-------- Record extracts

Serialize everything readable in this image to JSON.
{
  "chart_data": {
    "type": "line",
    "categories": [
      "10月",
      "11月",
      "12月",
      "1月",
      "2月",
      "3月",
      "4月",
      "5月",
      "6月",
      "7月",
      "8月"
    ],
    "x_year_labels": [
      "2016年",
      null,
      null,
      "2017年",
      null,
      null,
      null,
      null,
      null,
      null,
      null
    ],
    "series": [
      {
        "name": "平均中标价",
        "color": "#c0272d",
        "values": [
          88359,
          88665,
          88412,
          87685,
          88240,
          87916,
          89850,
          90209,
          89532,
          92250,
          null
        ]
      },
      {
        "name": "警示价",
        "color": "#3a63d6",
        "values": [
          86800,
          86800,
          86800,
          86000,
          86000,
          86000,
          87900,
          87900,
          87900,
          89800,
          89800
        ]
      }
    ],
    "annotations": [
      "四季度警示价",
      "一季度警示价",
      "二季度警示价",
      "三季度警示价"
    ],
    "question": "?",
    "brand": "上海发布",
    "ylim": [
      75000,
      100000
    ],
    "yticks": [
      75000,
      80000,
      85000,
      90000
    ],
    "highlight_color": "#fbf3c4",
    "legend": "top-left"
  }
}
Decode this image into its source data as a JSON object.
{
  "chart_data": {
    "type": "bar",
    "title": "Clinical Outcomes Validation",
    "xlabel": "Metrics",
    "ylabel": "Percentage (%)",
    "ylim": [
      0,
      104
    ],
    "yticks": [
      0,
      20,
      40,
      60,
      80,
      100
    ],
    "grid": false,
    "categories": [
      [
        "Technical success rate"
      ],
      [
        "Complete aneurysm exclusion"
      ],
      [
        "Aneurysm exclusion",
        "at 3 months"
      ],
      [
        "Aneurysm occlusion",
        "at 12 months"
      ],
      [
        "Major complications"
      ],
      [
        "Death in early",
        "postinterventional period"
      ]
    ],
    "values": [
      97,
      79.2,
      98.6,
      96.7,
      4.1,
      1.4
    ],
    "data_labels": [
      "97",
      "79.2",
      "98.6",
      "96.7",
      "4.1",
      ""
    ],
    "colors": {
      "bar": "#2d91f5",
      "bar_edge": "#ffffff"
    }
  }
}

----------------

Directions :: Restate every entry word for word.

Finished exercise ::
Serialize everything readable in this image to JSON.
{
  "chart_data": {
    "type": "line",
    "categories": [
      "10月",
      "11月",
      "12月",
      "1月",
      "2月",
      "3月",
      "4月",
      "5月",
      "6月",
      "7月",
      "8月"
    ],
    "x_year_labels": [
      "2016年",
      null,
      null,
      "2017年",
      null,
      null,
      null,
      null,
      null,
      null,
      null
    ],
    "series": [
      {
        "name": "平均中标价",
        "color": "#c0272d",
        "values": [
          88359,
          88665,
          88412,
          87685,
          88240,
          87916,
          89850,
          90209,
          89532,
          92250,
          null
        ]
      },
      {
        "name": "警示价",
        "color": "#3a63d6",
        "values": [
          86800,
          86800,
          86800,
          86000,
          86000,
          86000,
          87900,
          87900,
          87900,
          89800,
          89800
        ]
      }
    ],
    "annotations": [
      "四季度警示价",
      "一季度警示价",
      "二季度警示价",
      "三季度警示价"
    ],
    "question": "?",
    "brand": "上海发布",
    "ylim": [
      75000,
      100000
    ],
    "yticks": [
      75000,
      80000,
      85000,
      90000
    ],
    "highlight_color": "#fbf3c4",
    "legend": "top-left"
  }
}
Decode this image into its source data as a JSON object.
{
  "chart_data": {
    "type": "bar",
    "title": "Clinical Outcomes Validation",
    "xlabel": "Metrics",
    "ylabel": "Percentage (%)",
    "ylim": [
      0,
      104
    ],
    "yticks": [
      0,
      20,
      40,
      60,
      80,
      100
    ],
    "grid": false,
    "categories": [
      [
        "Technical success rate"
      ],
      [
        "Complete aneurysm exclusion"
      ],
      [
        "Aneurysm exclusion",
        "at 3 months"
      ],
      [
        "Aneurysm occlusion",
        "at 12 months"
      ],
      [
        "Major complications"
      ],
      [
        "Death in early",
        "postinterventional period"
      ]
    ],
    "values": [
      97,
      79.2,
      98.6,
      96.7,
      4.1,
      1.4
    ],
    "data_labels": [
      "97",
      "79.2",
      "98.6",
      "96.7",
      "4.1",
      ""
    ],
    "colors": {
      "bar": "#2d91f5",
      "bar_edge": "#ffffff"
    }
  }
}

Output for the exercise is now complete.